◆ What is needed ◆
Lines containing the word "right" need to be counted. Please reply with how many there are, and nothing else.
━━━ Data listing ━━━
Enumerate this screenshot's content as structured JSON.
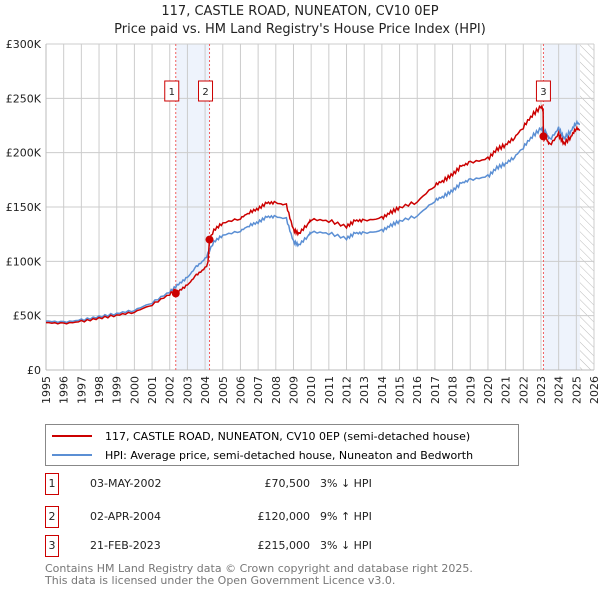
{
  "chart_data": {
    "type": "line",
    "title": "117, CASTLE ROAD, NUNEATON, CV10 0EP",
    "subtitle": "Price paid vs. HM Land Registry's House Price Index (HPI)",
    "xlim": [
      1995,
      2026
    ],
    "ylim": [
      0,
      300000
    ],
    "x_ticks": [
      "1995",
      "1996",
      "1997",
      "1998",
      "1999",
      "2000",
      "2001",
      "2002",
      "2003",
      "2004",
      "2005",
      "2006",
      "2007",
      "2008",
      "2009",
      "2010",
      "2011",
      "2012",
      "2013",
      "2014",
      "2015",
      "2016",
      "2017",
      "2018",
      "2019",
      "2020",
      "2021",
      "2022",
      "2023",
      "2024",
      "2025",
      "2026"
    ],
    "y_ticks": [
      {
        "v": 0,
        "label": "£0"
      },
      {
        "v": 50000,
        "label": "£50K"
      },
      {
        "v": 100000,
        "label": "£100K"
      },
      {
        "v": 150000,
        "label": "£150K"
      },
      {
        "v": 200000,
        "label": "£200K"
      },
      {
        "v": 250000,
        "label": "£250K"
      },
      {
        "v": 300000,
        "label": "£300K"
      }
    ],
    "grid": true,
    "series": [
      {
        "name": "117, CASTLE ROAD, NUNEATON, CV10 0EP (semi-detached house)",
        "color": "#cc0000"
      },
      {
        "name": "HPI: Average price, semi-detached house, Nuneaton and Bedworth",
        "color": "#5b8fd4",
        "x": [
          1995,
          1996,
          1997,
          1998,
          1999,
          2000,
          2001,
          2002,
          2002.5,
          2003,
          2003.5,
          2004,
          2004.5,
          2005,
          2006,
          2006.5,
          2007,
          2007.5,
          2008,
          2008.6,
          2009,
          2009.3,
          2009.8,
          2010,
          2011,
          2012,
          2012.5,
          2013,
          2014,
          2014.5,
          2015,
          2016,
          2017,
          2017.5,
          2018,
          2018.5,
          2019,
          2020,
          2020.5,
          2021,
          2021.5,
          2022,
          2022.5,
          2023,
          2023.3,
          2023.5,
          2024,
          2024.3,
          2024.7,
          2025,
          2025.2
        ],
        "values": [
          45000,
          44000,
          46000,
          49000,
          52000,
          55000,
          62000,
          72000,
          79000,
          85000,
          95000,
          102000,
          118000,
          124000,
          128000,
          133000,
          136000,
          141000,
          141000,
          139000,
          118000,
          115000,
          123000,
          127000,
          126000,
          121000,
          126000,
          126000,
          128000,
          133000,
          137000,
          142000,
          156000,
          160000,
          165000,
          172000,
          175000,
          178000,
          186000,
          190000,
          196000,
          205000,
          215000,
          222000,
          218000,
          212000,
          222000,
          213000,
          220000,
          228000,
          226000
        ]
      }
    ],
    "sales": [
      {
        "id": "1",
        "x": 2002.34,
        "value": 70500,
        "date": "03-MAY-2002",
        "price": "£70,500",
        "hpi": "3% ↓ HPI"
      },
      {
        "id": "2",
        "x": 2004.25,
        "value": 120000,
        "date": "02-APR-2004",
        "price": "£120,000",
        "hpi": "9% ↑ HPI"
      },
      {
        "id": "3",
        "x": 2023.14,
        "value": 215000,
        "date": "21-FEB-2023",
        "price": "£215,000",
        "hpi": "3% ↓ HPI"
      }
    ],
    "shaded": [
      [
        2002.34,
        2004.25
      ],
      [
        2023.14,
        2025.2
      ]
    ],
    "forecast_from": 2025.2
  },
  "footer": [
    "Contains HM Land Registry data © Crown copyright and database right 2025.",
    "This data is licensed under the Open Government Licence v3.0."
  ]
}
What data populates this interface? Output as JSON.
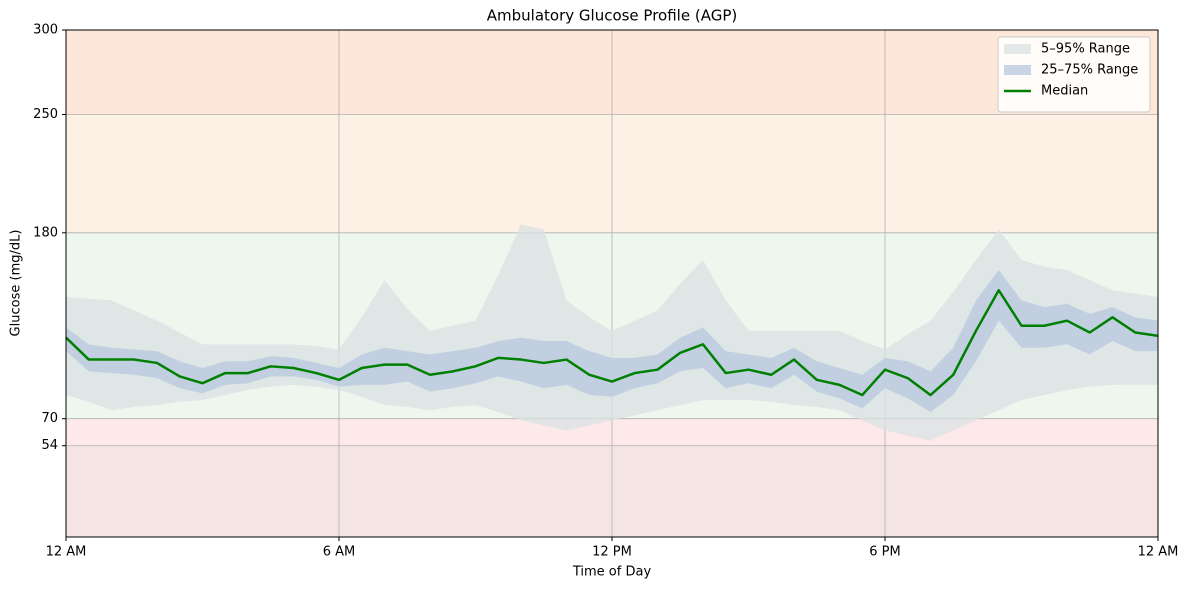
{
  "chart_data": {
    "type": "agp",
    "title": "Ambulatory Glucose Profile (AGP)",
    "x_label": "Time of Day",
    "y_label": "Glucose (mg/dL)",
    "x": [
      0,
      0.5,
      1,
      1.5,
      2,
      2.5,
      3,
      3.5,
      4,
      4.5,
      5,
      5.5,
      6,
      6.5,
      7,
      7.5,
      8,
      8.5,
      9,
      9.5,
      10,
      10.5,
      11,
      11.5,
      12,
      12.5,
      13,
      13.5,
      14,
      14.5,
      15,
      15.5,
      16,
      16.5,
      17,
      17.5,
      18,
      18.5,
      19,
      19.5,
      20,
      20.5,
      21,
      21.5,
      22,
      22.5,
      23,
      23.5,
      24
    ],
    "xlim": [
      0,
      24
    ],
    "xticks": [
      {
        "value": 0,
        "label": "12 AM"
      },
      {
        "value": 6,
        "label": "6 AM"
      },
      {
        "value": 12,
        "label": "12 PM"
      },
      {
        "value": 18,
        "label": "6 PM"
      },
      {
        "value": 24,
        "label": "12 AM"
      }
    ],
    "ylim": [
      0,
      300
    ],
    "yticks": [
      54,
      70,
      180,
      250,
      300
    ],
    "grid": true,
    "zones": [
      {
        "from": 0,
        "to": 54,
        "color": "#f4e4e4"
      },
      {
        "from": 54,
        "to": 70,
        "color": "#fde9e9"
      },
      {
        "from": 70,
        "to": 180,
        "color": "#eef7ee"
      },
      {
        "from": 180,
        "to": 250,
        "color": "#fdf0e4"
      },
      {
        "from": 250,
        "to": 300,
        "color": "#fce7d8"
      }
    ],
    "bands": [
      {
        "name": "5–95% Range",
        "color": "#d9e2e3",
        "opacity": 0.75,
        "lower": [
          84,
          80,
          75,
          77,
          78,
          80,
          81,
          84,
          87,
          89,
          90,
          89,
          87,
          83,
          78,
          77,
          75,
          77,
          78,
          74,
          69,
          66,
          63,
          66,
          69,
          72,
          75,
          78,
          81,
          81,
          81,
          80,
          78,
          77,
          75,
          69,
          63,
          60,
          57,
          63,
          69,
          75,
          81,
          84,
          87,
          89,
          90,
          90,
          90
        ],
        "upper": [
          142,
          141,
          140,
          134,
          128,
          121,
          114,
          114,
          114,
          114,
          114,
          113,
          111,
          130,
          152,
          135,
          122,
          125,
          128,
          155,
          185,
          182,
          140,
          130,
          122,
          128,
          134,
          150,
          164,
          140,
          122,
          122,
          122,
          122,
          122,
          116,
          111,
          120,
          128,
          145,
          164,
          182,
          164,
          160,
          158,
          152,
          146,
          144,
          142
        ]
      },
      {
        "name": "25–75% Range",
        "color": "#b7c7df",
        "opacity": 0.75,
        "lower": [
          110,
          98,
          97,
          96,
          94,
          88,
          85,
          90,
          91,
          95,
          95,
          93,
          89,
          90,
          90,
          92,
          86,
          88,
          91,
          95,
          92,
          88,
          90,
          84,
          83,
          88,
          91,
          98,
          100,
          88,
          91,
          88,
          96,
          86,
          82,
          76,
          88,
          82,
          74,
          84,
          104,
          128,
          112,
          112,
          114,
          108,
          116,
          110,
          110
        ],
        "upper": [
          124,
          114,
          112,
          111,
          110,
          104,
          100,
          104,
          104,
          107,
          106,
          103,
          100,
          108,
          112,
          110,
          108,
          110,
          112,
          116,
          118,
          116,
          116,
          110,
          106,
          106,
          108,
          118,
          124,
          110,
          108,
          106,
          112,
          104,
          100,
          96,
          106,
          104,
          98,
          112,
          140,
          158,
          140,
          136,
          138,
          132,
          136,
          130,
          128
        ]
      }
    ],
    "series": [
      {
        "name": "Median",
        "color": "#008000",
        "values": [
          118,
          105,
          105,
          105,
          103,
          95,
          91,
          97,
          97,
          101,
          100,
          97,
          93,
          100,
          102,
          102,
          96,
          98,
          101,
          106,
          105,
          103,
          105,
          96,
          92,
          97,
          99,
          109,
          114,
          97,
          99,
          96,
          105,
          93,
          90,
          84,
          99,
          94,
          84,
          96,
          122,
          146,
          125,
          125,
          128,
          121,
          130,
          121,
          119
        ]
      }
    ],
    "legend": "upper right"
  }
}
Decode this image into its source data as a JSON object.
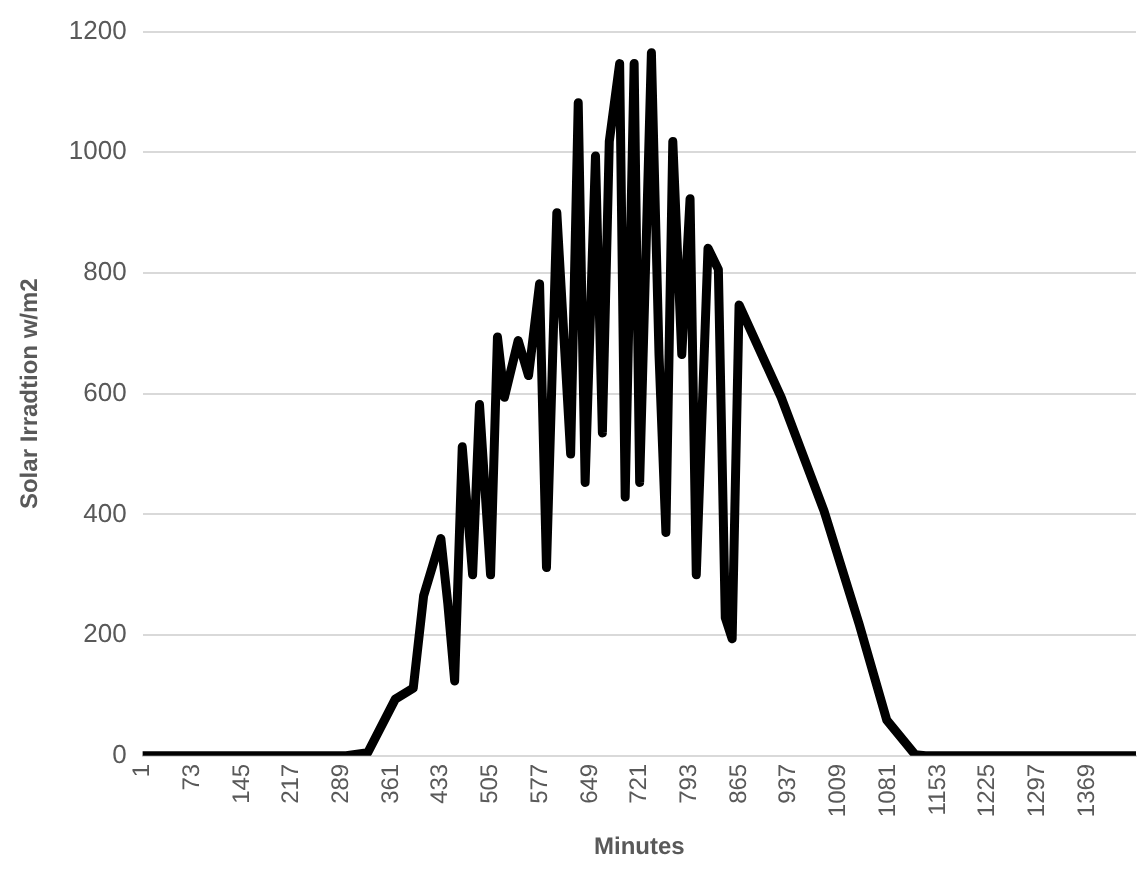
{
  "chart_data": {
    "type": "line",
    "xlabel": "Minutes",
    "ylabel": "Solar Irradtion w/m2",
    "x": [
      1,
      296,
      327,
      367,
      393,
      408,
      433,
      443,
      453,
      464,
      479,
      489,
      505,
      515,
      525,
      545,
      560,
      576,
      586,
      601,
      621,
      632,
      642,
      657,
      667,
      677,
      692,
      700,
      713,
      721,
      738,
      749,
      759,
      769,
      782,
      794,
      803,
      820,
      835,
      845,
      855,
      865,
      926,
      988,
      1039,
      1079,
      1120,
      1135,
      1440
    ],
    "series": [
      {
        "color": "#000000",
        "values": [
          0,
          0,
          5,
          94,
          112,
          265,
          360,
          253,
          124,
          512,
          300,
          582,
          300,
          694,
          594,
          688,
          630,
          782,
          312,
          900,
          500,
          1082,
          453,
          994,
          535,
          1018,
          1147,
          429,
          1147,
          453,
          1165,
          665,
          370,
          1018,
          665,
          923,
          300,
          841,
          806,
          229,
          194,
          747,
          594,
          406,
          218,
          59,
          2,
          0,
          0
        ]
      }
    ],
    "xlim": [
      1,
      1440
    ],
    "xticks": [
      1,
      73,
      145,
      217,
      289,
      361,
      433,
      505,
      577,
      649,
      721,
      793,
      865,
      937,
      1009,
      1081,
      1153,
      1225,
      1297,
      1369
    ],
    "ylim": [
      0,
      1200
    ],
    "yticks": [
      0,
      200,
      400,
      600,
      800,
      1000,
      1200
    ],
    "grid": "y",
    "legend": false,
    "marker": "none",
    "line_style": "solid"
  }
}
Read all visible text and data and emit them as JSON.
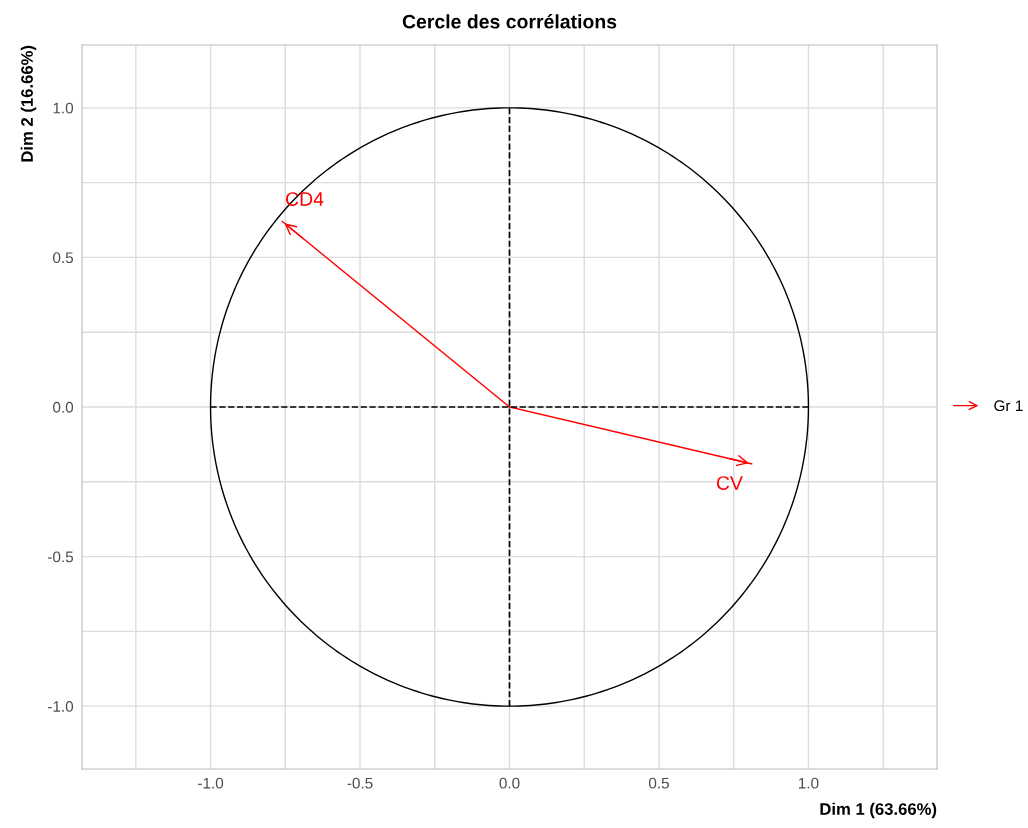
{
  "chart_data": {
    "type": "line",
    "title": "Cercle des corrélations",
    "xlabel": "Dim 1 (63.66%)",
    "ylabel": "Dim 2 (16.66%)",
    "legend_title": "Gr 1",
    "legend": "right",
    "grid": true,
    "series": [
      {
        "name": "CD4",
        "color": "#ff0000",
        "x": [
          0,
          -0.76
        ],
        "values": [
          0,
          0.62
        ]
      },
      {
        "name": "CV",
        "color": "#ff0000",
        "x": [
          0,
          0.81
        ],
        "values": [
          0,
          -0.19
        ]
      },
      {
        "type": "line",
        "color": "#000000",
        "line_style": "dashed",
        "x": [
          -1,
          1
        ],
        "values": [
          0,
          0
        ]
      },
      {
        "type": "line",
        "color": "#000000",
        "line_style": "dashed",
        "x": [
          0,
          0
        ],
        "values": [
          -1,
          1
        ]
      }
    ],
    "xlim": [
      -1.43,
      1.43
    ],
    "ylim": [
      -1.21,
      1.21
    ],
    "xticks": [
      {
        "value": -1.25,
        "label": null
      },
      {
        "value": -1,
        "label": "-1.0"
      },
      {
        "value": -0.75,
        "label": null
      },
      {
        "value": -0.5,
        "label": "-0.5"
      },
      {
        "value": -0.25,
        "label": null
      },
      {
        "value": 0,
        "label": "0.0"
      },
      {
        "value": 0.25,
        "label": null
      },
      {
        "value": 0.5,
        "label": "0.5"
      },
      {
        "value": 0.75,
        "label": null
      },
      {
        "value": 1,
        "label": "1.0"
      },
      {
        "value": 1.25,
        "label": null
      }
    ],
    "yticks": [
      {
        "value": -1,
        "label": "-1.0"
      },
      {
        "value": -0.75,
        "label": null
      },
      {
        "value": -0.5,
        "label": "-0.5"
      },
      {
        "value": -0.25,
        "label": null
      },
      {
        "value": 0,
        "label": "0.0"
      },
      {
        "value": 0.25,
        "label": null
      },
      {
        "value": 0.5,
        "label": "0.5"
      },
      {
        "value": 0.75,
        "label": null
      },
      {
        "value": 1,
        "label": "1.0"
      }
    ]
  }
}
━━━
◆ Solution for this problem ◆
3